▶ **Set task**:
Wherever a line holds the word "title", copy that line out.

Recorded data:
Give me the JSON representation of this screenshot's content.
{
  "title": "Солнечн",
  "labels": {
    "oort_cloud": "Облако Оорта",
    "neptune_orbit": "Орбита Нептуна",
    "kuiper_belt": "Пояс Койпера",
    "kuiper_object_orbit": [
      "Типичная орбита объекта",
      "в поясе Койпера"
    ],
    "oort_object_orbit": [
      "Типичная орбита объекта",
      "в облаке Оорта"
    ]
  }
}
--
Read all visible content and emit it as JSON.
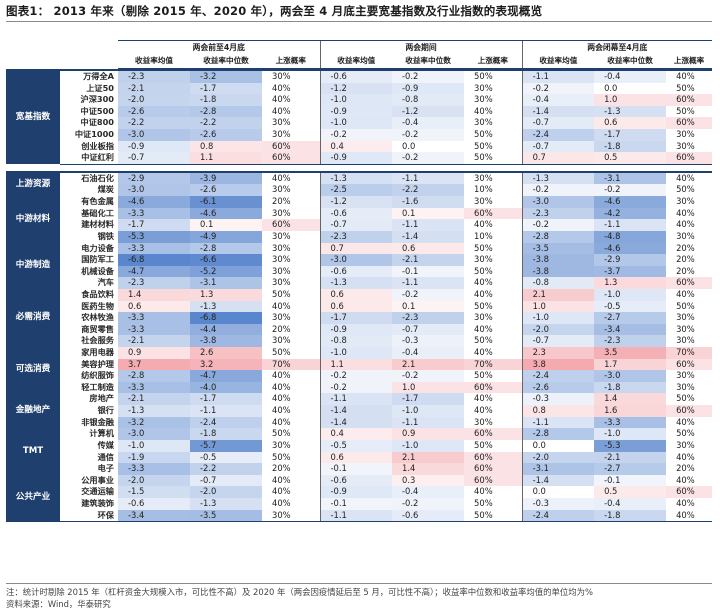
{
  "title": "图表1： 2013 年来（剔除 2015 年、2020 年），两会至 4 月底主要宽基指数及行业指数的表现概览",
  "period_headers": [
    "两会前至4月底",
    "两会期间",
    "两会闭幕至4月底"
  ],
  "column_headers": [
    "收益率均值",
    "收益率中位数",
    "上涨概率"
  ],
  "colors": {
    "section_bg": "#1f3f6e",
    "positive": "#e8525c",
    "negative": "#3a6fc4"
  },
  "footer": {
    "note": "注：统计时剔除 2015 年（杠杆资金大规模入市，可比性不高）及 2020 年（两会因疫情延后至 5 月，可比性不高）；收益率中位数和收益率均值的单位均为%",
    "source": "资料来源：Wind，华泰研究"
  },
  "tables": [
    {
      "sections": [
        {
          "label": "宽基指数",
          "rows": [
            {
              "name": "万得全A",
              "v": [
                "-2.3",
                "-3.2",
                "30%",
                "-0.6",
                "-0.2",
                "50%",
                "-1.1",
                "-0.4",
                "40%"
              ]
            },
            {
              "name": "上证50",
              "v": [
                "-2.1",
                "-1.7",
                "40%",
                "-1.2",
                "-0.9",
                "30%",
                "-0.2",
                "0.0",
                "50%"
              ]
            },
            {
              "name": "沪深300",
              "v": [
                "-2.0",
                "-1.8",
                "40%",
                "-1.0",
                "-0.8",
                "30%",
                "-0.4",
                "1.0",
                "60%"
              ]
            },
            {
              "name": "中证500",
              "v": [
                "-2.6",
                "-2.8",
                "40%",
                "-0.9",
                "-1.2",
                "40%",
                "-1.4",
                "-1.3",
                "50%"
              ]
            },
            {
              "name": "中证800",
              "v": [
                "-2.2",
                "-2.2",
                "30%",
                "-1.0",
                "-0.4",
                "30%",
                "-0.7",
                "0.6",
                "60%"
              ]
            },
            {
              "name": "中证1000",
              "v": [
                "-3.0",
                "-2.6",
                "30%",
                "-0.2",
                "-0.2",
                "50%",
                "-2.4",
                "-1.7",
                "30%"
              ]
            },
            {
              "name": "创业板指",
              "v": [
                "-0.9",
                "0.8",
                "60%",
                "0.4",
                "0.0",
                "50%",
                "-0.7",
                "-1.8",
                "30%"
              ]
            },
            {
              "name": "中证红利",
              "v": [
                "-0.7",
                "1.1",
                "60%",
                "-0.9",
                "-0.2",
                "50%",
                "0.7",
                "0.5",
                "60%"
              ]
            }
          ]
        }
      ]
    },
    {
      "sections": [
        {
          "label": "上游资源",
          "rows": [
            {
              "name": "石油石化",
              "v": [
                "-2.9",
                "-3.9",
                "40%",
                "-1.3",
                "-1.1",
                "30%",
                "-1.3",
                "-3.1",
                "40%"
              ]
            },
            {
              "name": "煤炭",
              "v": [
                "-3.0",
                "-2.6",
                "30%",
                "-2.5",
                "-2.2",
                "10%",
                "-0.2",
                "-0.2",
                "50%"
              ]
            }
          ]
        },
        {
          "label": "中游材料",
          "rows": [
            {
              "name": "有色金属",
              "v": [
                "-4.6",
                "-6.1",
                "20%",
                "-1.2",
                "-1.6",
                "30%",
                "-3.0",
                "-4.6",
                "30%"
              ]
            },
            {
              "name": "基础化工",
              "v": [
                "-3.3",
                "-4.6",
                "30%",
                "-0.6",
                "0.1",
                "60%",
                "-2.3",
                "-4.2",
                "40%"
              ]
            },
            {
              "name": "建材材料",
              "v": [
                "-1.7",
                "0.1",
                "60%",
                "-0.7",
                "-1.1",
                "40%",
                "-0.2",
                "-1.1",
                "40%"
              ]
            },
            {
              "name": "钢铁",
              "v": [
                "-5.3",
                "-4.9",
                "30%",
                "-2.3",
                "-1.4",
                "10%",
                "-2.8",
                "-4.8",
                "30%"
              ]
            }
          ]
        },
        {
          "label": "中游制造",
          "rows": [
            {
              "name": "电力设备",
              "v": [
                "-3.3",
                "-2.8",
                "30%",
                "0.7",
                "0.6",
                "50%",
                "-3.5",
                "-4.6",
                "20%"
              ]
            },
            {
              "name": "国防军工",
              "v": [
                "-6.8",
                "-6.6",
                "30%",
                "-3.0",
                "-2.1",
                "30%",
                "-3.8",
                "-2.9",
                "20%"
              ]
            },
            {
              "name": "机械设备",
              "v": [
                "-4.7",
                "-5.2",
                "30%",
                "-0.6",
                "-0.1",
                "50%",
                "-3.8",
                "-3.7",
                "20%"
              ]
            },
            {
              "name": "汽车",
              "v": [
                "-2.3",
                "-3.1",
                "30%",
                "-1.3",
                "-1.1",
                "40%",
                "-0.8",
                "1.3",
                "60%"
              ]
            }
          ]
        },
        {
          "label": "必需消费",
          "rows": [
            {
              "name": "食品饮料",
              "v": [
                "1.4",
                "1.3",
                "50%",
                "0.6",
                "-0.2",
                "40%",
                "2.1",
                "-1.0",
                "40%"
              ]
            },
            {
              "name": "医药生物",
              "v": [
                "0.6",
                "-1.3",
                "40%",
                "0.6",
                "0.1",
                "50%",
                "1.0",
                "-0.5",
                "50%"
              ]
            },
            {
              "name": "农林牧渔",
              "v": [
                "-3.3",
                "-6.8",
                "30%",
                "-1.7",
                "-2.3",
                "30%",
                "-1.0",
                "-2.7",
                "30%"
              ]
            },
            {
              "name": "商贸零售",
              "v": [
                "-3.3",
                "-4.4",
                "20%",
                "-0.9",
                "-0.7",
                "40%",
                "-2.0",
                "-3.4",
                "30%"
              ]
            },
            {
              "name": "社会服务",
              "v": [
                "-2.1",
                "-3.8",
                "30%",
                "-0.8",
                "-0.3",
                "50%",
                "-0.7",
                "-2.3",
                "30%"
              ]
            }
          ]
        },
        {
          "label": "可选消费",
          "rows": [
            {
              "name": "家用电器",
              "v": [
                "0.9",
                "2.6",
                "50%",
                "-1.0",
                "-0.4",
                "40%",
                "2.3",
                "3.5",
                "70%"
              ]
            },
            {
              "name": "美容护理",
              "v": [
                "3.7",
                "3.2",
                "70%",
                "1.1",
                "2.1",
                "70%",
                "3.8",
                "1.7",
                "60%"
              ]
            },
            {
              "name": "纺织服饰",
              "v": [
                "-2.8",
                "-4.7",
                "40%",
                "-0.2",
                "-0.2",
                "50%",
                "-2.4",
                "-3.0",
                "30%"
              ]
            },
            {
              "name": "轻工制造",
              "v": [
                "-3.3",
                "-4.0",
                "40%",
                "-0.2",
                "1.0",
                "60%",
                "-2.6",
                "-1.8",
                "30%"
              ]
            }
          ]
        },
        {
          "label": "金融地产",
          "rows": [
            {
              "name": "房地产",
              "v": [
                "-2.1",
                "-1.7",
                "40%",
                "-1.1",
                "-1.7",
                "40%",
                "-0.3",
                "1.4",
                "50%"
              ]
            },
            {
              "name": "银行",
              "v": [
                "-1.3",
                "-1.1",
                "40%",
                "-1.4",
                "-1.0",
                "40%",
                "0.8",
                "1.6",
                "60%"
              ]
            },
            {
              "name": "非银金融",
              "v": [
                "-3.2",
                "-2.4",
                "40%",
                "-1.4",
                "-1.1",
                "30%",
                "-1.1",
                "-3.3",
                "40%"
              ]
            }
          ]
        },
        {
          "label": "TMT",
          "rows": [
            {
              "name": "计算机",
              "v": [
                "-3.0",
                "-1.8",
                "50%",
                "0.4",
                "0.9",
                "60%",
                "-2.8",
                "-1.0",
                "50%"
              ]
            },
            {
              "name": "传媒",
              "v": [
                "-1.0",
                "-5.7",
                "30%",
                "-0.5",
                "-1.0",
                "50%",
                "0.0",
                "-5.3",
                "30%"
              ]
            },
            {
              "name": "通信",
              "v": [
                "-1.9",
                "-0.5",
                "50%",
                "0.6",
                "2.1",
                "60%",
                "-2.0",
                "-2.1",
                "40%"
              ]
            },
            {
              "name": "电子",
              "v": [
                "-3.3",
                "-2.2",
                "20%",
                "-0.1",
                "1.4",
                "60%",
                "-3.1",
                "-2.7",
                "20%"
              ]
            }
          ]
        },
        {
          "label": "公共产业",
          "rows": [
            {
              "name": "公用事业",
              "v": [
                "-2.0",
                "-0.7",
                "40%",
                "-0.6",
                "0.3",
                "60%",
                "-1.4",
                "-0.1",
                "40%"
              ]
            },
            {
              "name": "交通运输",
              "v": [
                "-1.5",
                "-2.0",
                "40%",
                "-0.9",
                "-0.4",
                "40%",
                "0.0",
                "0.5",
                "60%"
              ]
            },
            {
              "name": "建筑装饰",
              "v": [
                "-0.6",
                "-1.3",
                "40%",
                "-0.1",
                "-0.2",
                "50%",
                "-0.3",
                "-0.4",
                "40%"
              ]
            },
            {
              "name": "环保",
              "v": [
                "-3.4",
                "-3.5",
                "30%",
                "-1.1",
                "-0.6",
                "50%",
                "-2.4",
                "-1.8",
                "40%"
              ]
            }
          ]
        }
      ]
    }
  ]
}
...
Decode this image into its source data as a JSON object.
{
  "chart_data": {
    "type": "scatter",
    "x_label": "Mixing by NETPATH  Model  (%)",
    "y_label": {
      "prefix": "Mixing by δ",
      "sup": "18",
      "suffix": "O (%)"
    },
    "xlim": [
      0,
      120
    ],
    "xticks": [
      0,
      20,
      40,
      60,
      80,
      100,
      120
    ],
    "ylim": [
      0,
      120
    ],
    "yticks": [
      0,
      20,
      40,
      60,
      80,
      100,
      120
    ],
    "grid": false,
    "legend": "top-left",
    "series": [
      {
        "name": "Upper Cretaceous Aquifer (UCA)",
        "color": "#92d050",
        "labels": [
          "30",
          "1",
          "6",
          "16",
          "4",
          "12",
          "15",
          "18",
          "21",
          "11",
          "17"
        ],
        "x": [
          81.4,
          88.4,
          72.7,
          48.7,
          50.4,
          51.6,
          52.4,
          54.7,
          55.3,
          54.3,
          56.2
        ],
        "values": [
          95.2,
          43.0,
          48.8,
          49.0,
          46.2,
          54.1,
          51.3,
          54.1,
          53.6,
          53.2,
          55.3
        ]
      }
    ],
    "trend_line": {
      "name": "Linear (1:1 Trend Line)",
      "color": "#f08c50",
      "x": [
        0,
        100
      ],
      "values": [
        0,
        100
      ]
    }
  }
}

▶ **Task result**:
  "title": "Солнечн",
  "title": "图表1： 2013 年来（剔除 2015 年、2020 年），两会至 4 月底主要宽基指数及行业指数的表现概览",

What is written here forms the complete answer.